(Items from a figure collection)
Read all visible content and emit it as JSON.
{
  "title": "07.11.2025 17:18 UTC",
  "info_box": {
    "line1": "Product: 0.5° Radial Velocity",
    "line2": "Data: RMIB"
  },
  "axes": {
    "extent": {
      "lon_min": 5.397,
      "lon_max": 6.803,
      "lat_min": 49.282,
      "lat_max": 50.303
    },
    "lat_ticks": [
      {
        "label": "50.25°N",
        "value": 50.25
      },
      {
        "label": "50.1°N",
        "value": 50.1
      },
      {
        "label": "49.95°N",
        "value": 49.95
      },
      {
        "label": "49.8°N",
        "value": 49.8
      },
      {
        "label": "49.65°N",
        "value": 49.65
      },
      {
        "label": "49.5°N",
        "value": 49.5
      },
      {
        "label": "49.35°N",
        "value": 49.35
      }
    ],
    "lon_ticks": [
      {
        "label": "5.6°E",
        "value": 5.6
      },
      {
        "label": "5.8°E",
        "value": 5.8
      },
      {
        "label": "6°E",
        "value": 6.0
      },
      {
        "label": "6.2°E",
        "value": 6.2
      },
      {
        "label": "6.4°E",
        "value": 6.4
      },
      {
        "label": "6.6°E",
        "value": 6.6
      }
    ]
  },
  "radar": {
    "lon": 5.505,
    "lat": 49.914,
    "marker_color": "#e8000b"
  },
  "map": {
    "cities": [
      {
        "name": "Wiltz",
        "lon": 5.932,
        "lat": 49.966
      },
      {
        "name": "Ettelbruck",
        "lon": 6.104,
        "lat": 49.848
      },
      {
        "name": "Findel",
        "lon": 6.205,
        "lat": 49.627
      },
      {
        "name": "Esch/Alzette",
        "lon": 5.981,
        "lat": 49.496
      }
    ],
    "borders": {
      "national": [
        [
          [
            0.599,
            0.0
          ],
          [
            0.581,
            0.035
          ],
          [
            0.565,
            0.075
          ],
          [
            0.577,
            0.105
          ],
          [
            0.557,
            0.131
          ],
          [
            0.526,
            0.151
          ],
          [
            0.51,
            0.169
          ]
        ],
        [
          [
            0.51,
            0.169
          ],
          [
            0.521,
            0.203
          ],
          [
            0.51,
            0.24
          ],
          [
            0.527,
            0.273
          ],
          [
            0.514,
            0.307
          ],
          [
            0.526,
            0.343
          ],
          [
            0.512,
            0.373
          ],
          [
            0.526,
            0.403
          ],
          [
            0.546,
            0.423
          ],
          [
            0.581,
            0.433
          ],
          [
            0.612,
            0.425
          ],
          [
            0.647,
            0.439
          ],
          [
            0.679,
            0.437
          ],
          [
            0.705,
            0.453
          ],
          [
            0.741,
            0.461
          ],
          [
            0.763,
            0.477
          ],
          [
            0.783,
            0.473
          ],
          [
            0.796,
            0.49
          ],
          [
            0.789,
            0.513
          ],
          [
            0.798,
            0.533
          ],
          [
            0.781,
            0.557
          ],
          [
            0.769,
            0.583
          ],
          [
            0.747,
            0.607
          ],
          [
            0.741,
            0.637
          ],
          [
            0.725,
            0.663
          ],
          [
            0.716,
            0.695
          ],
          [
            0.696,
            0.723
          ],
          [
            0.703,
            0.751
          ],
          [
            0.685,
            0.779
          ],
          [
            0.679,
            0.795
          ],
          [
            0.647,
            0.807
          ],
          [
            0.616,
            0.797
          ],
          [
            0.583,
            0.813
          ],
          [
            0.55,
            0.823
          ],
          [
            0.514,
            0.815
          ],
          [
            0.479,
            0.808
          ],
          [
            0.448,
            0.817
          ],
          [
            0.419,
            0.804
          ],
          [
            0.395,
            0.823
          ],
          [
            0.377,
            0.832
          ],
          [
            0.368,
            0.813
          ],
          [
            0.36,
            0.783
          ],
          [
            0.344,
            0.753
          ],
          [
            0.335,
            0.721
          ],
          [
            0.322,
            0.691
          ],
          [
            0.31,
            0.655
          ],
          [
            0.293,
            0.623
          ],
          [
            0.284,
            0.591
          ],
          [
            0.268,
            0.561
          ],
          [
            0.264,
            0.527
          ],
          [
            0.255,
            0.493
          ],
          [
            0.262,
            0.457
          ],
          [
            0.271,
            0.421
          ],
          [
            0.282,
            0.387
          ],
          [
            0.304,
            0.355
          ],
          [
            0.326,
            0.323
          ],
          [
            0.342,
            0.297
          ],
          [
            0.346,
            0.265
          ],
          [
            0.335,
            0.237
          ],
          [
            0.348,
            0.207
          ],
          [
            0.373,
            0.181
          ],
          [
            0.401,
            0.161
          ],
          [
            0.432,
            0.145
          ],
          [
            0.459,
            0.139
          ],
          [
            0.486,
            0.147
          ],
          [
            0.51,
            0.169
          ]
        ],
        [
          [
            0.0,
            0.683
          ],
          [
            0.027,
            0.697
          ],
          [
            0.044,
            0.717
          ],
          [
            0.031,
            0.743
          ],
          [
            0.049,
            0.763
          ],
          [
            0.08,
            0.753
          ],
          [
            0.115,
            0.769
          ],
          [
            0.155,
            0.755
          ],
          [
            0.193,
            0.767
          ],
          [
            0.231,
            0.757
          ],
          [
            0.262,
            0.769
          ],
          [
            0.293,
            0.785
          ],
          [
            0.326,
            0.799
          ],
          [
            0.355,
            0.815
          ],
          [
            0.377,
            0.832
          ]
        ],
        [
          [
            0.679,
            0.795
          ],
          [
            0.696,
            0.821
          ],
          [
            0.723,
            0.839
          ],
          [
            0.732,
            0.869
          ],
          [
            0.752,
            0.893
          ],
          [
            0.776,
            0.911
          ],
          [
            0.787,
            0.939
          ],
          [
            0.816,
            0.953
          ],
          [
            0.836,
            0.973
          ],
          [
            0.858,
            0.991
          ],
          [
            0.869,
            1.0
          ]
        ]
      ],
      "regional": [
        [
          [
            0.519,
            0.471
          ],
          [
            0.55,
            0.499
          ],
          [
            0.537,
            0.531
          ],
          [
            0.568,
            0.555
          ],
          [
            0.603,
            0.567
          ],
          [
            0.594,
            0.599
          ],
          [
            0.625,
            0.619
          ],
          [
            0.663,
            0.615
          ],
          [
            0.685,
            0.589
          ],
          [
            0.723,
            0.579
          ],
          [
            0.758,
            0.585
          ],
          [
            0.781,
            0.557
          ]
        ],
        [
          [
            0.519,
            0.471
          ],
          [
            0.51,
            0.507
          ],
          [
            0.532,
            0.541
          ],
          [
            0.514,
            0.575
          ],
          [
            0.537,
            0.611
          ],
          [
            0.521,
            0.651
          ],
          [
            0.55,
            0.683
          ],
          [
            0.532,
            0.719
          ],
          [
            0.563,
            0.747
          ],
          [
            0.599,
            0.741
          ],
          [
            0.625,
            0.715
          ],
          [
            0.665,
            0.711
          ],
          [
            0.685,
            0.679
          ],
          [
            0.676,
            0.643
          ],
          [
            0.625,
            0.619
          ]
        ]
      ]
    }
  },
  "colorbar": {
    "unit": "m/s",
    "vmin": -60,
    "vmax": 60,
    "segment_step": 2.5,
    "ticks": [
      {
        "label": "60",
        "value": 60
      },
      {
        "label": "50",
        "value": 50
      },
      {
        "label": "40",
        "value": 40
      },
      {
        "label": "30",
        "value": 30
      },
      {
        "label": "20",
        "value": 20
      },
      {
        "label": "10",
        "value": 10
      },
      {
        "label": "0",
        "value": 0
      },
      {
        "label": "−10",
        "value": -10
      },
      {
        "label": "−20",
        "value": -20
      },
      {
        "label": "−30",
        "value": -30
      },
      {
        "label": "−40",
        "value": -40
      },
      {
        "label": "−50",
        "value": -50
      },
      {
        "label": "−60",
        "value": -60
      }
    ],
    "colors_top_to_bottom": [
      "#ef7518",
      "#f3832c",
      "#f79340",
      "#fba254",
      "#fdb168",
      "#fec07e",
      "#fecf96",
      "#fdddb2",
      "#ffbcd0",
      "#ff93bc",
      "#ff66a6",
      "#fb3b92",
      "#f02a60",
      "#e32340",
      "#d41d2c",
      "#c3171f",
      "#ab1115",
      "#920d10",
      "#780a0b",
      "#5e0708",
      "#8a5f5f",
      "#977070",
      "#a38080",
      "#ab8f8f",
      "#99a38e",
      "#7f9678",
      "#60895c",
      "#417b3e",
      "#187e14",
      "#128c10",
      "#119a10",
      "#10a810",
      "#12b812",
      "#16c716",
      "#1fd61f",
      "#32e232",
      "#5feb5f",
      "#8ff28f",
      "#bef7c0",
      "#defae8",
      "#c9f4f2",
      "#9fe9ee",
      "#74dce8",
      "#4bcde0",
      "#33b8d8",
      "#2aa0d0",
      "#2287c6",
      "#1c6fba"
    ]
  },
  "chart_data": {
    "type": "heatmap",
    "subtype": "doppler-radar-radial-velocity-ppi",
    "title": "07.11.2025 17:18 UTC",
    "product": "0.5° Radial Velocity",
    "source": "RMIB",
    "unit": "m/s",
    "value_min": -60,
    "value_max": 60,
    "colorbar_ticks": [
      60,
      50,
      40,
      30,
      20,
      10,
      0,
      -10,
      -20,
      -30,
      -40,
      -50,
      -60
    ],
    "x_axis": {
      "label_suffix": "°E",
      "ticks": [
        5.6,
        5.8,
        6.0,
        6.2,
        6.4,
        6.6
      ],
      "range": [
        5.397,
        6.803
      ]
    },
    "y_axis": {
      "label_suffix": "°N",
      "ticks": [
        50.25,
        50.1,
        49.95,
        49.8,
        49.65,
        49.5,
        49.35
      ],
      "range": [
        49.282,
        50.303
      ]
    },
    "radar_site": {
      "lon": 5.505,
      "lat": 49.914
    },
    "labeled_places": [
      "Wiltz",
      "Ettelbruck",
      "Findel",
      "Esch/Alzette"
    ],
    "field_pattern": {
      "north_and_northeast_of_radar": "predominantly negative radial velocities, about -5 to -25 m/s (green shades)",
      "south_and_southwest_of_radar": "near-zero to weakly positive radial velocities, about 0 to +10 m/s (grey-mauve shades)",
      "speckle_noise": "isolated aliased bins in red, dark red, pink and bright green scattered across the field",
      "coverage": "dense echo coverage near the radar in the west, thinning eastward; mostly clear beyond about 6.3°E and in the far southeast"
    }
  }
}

** Task goal **
Read the entries and pick out all lines that include the word "velocities".

** Result **
      "north_and_northeast_of_radar": "predominantly negative radial velocities, about -5 to -25 m/s (green shades)",
      "south_and_southwest_of_radar": "near-zero to weakly positive radial velocities, about 0 to +10 m/s (grey-mauve shades)",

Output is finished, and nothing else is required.